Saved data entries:
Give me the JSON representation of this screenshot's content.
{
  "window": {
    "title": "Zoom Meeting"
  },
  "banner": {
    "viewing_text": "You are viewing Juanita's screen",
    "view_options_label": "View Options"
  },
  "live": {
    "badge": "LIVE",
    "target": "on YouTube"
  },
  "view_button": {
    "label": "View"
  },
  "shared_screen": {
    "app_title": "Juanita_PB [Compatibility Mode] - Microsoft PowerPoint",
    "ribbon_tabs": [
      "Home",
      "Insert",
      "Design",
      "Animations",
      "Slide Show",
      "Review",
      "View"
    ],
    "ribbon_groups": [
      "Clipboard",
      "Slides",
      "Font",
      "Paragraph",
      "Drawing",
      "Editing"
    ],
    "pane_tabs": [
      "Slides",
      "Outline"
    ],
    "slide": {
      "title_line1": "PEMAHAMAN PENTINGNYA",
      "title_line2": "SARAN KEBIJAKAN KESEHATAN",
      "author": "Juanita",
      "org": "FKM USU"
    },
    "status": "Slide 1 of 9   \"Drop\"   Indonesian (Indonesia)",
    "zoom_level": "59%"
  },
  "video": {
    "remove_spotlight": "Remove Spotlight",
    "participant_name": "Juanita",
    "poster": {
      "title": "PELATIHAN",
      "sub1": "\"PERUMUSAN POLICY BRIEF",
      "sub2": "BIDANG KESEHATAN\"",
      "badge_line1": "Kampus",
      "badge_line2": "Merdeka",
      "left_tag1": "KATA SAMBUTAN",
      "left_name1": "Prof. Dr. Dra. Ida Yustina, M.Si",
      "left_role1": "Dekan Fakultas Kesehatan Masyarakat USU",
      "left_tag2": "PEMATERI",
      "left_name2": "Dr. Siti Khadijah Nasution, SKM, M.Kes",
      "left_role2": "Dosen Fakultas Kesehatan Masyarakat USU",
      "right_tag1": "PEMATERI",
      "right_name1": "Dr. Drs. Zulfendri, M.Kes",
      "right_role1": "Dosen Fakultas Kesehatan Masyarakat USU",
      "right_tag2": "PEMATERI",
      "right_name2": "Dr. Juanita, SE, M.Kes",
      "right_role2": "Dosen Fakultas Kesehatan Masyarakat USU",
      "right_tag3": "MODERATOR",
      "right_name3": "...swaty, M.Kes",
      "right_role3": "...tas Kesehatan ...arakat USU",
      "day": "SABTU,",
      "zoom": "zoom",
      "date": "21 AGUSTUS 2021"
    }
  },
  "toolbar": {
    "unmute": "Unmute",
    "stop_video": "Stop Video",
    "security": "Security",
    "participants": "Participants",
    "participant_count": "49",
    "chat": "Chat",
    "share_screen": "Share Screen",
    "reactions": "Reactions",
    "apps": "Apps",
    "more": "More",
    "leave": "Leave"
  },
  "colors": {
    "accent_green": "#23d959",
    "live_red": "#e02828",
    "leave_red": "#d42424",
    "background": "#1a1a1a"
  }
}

- Set problem
Recopy the whole listing exactly.

- Written solution
Give me the JSON representation of this screenshot's content.
{
  "window": {
    "title": "Zoom Meeting"
  },
  "banner": {
    "viewing_text": "You are viewing Juanita's screen",
    "view_options_label": "View Options"
  },
  "live": {
    "badge": "LIVE",
    "target": "on YouTube"
  },
  "view_button": {
    "label": "View"
  },
  "shared_screen": {
    "app_title": "Juanita_PB [Compatibility Mode] - Microsoft PowerPoint",
    "ribbon_tabs": [
      "Home",
      "Insert",
      "Design",
      "Animations",
      "Slide Show",
      "Review",
      "View"
    ],
    "ribbon_groups": [
      "Clipboard",
      "Slides",
      "Font",
      "Paragraph",
      "Drawing",
      "Editing"
    ],
    "pane_tabs": [
      "Slides",
      "Outline"
    ],
    "slide": {
      "title_line1": "PEMAHAMAN PENTINGNYA",
      "title_line2": "SARAN KEBIJAKAN KESEHATAN",
      "author": "Juanita",
      "org": "FKM USU"
    },
    "status": "Slide 1 of 9   \"Drop\"   Indonesian (Indonesia)",
    "zoom_level": "59%"
  },
  "video": {
    "remove_spotlight": "Remove Spotlight",
    "participant_name": "Juanita",
    "poster": {
      "title": "PELATIHAN",
      "sub1": "\"PERUMUSAN POLICY BRIEF",
      "sub2": "BIDANG KESEHATAN\"",
      "badge_line1": "Kampus",
      "badge_line2": "Merdeka",
      "left_tag1": "KATA SAMBUTAN",
      "left_name1": "Prof. Dr. Dra. Ida Yustina, M.Si",
      "left_role1": "Dekan Fakultas Kesehatan Masyarakat USU",
      "left_tag2": "PEMATERI",
      "left_name2": "Dr. Siti Khadijah Nasution, SKM, M.Kes",
      "left_role2": "Dosen Fakultas Kesehatan Masyarakat USU",
      "right_tag1": "PEMATERI",
      "right_name1": "Dr. Drs. Zulfendri, M.Kes",
      "right_role1": "Dosen Fakultas Kesehatan Masyarakat USU",
      "right_tag2": "PEMATERI",
      "right_name2": "Dr. Juanita, SE, M.Kes",
      "right_role2": "Dosen Fakultas Kesehatan Masyarakat USU",
      "right_tag3": "MODERATOR",
      "right_name3": "...swaty, M.Kes",
      "right_role3": "...tas Kesehatan ...arakat USU",
      "day": "SABTU,",
      "zoom": "zoom",
      "date": "21 AGUSTUS 2021"
    }
  },
  "toolbar": {
    "unmute": "Unmute",
    "stop_video": "Stop Video",
    "security": "Security",
    "participants": "Participants",
    "participant_count": "49",
    "chat": "Chat",
    "share_screen": "Share Screen",
    "reactions": "Reactions",
    "apps": "Apps",
    "more": "More",
    "leave": "Leave"
  },
  "colors": {
    "accent_green": "#23d959",
    "live_red": "#e02828",
    "leave_red": "#d42424",
    "background": "#1a1a1a"
  }
}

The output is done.